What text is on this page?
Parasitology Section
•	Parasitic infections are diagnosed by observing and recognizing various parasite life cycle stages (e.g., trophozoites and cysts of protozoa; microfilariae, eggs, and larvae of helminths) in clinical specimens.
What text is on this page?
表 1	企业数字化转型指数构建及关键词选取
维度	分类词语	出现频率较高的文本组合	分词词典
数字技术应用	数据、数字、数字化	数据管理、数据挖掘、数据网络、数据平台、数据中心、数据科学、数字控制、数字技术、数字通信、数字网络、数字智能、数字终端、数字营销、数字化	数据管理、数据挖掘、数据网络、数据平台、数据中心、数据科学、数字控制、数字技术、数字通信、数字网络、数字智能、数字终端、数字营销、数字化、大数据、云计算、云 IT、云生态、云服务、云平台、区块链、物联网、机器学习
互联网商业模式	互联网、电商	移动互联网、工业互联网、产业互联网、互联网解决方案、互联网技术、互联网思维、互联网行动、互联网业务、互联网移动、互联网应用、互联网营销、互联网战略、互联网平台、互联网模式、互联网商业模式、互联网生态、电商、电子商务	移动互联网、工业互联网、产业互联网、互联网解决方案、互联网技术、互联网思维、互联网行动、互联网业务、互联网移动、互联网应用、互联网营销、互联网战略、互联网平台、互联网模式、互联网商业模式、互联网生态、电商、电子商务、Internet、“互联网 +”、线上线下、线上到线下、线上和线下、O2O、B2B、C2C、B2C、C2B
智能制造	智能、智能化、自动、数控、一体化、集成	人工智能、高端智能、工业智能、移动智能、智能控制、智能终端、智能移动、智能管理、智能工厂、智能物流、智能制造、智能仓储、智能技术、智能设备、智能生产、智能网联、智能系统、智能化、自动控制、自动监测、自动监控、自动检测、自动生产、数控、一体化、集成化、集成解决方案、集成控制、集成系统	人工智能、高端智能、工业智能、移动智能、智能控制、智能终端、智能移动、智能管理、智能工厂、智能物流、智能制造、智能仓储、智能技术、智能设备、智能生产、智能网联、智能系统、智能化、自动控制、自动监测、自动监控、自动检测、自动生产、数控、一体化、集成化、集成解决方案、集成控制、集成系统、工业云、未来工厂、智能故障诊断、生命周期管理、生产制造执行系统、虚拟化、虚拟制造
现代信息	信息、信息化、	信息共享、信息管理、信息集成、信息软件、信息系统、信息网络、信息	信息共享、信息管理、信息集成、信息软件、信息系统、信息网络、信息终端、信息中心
-*-
◆ YOUR INSTRUCTIONS ◆
Would you reproduce all the entries exactly?

◆ SOLUTION TO THE EXERCISE ◆
What text is on this page?
Parasitology Section
•	Parasitic infections are diagnosed by observing and recognizing various parasite life cycle stages (e.g., trophozoites and cysts of protozoa; microfilariae, eggs, and larvae of helminths) in clinical specimens.
What text is on this page?
表 1	企业数字化转型指数构建及关键词选取
维度	分类词语	出现频率较高的文本组合	分词词典
数字技术应用	数据、数字、数字化	数据管理、数据挖掘、数据网络、数据平台、数据中心、数据科学、数字控制、数字技术、数字通信、数字网络、数字智能、数字终端、数字营销、数字化	数据管理、数据挖掘、数据网络、数据平台、数据中心、数据科学、数字控制、数字技术、数字通信、数字网络、数字智能、数字终端、数字营销、数字化、大数据、云计算、云 IT、云生态、云服务、云平台、区块链、物联网、机器学习
互联网商业模式	互联网、电商	移动互联网、工业互联网、产业互联网、互联网解决方案、互联网技术、互联网思维、互联网行动、互联网业务、互联网移动、互联网应用、互联网营销、互联网战略、互联网平台、互联网模式、互联网商业模式、互联网生态、电商、电子商务	移动互联网、工业互联网、产业互联网、互联网解决方案、互联网技术、互联网思维、互联网行动、互联网业务、互联网移动、互联网应用、互联网营销、互联网战略、互联网平台、互联网模式、互联网商业模式、互联网生态、电商、电子商务、Internet、“互联网 +”、线上线下、线上到线下、线上和线下、O2O、B2B、C2C、B2C、C2B
智能制造	智能、智能化、自动、数控、一体化、集成	人工智能、高端智能、工业智能、移动智能、智能控制、智能终端、智能移动、智能管理、智能工厂、智能物流、智能制造、智能仓储、智能技术、智能设备、智能生产、智能网联、智能系统、智能化、自动控制、自动监测、自动监控、自动检测、自动生产、数控、一体化、集成化、集成解决方案、集成控制、集成系统	人工智能、高端智能、工业智能、移动智能、智能控制、智能终端、智能移动、智能管理、智能工厂、智能物流、智能制造、智能仓储、智能技术、智能设备、智能生产、智能网联、智能系统、智能化、自动控制、自动监测、自动监控、自动检测、自动生产、数控、一体化、集成化、集成解决方案、集成控制、集成系统、工业云、未来工厂、智能故障诊断、生命周期管理、生产制造执行系统、虚拟化、虚拟制造
现代信息	信息、信息化、	信息共享、信息管理、信息集成、信息软件、信息系统、信息网络、信息	信息共享、信息管理、信息集成、信息软件、信息系统、信息网络、信息终端、信息中心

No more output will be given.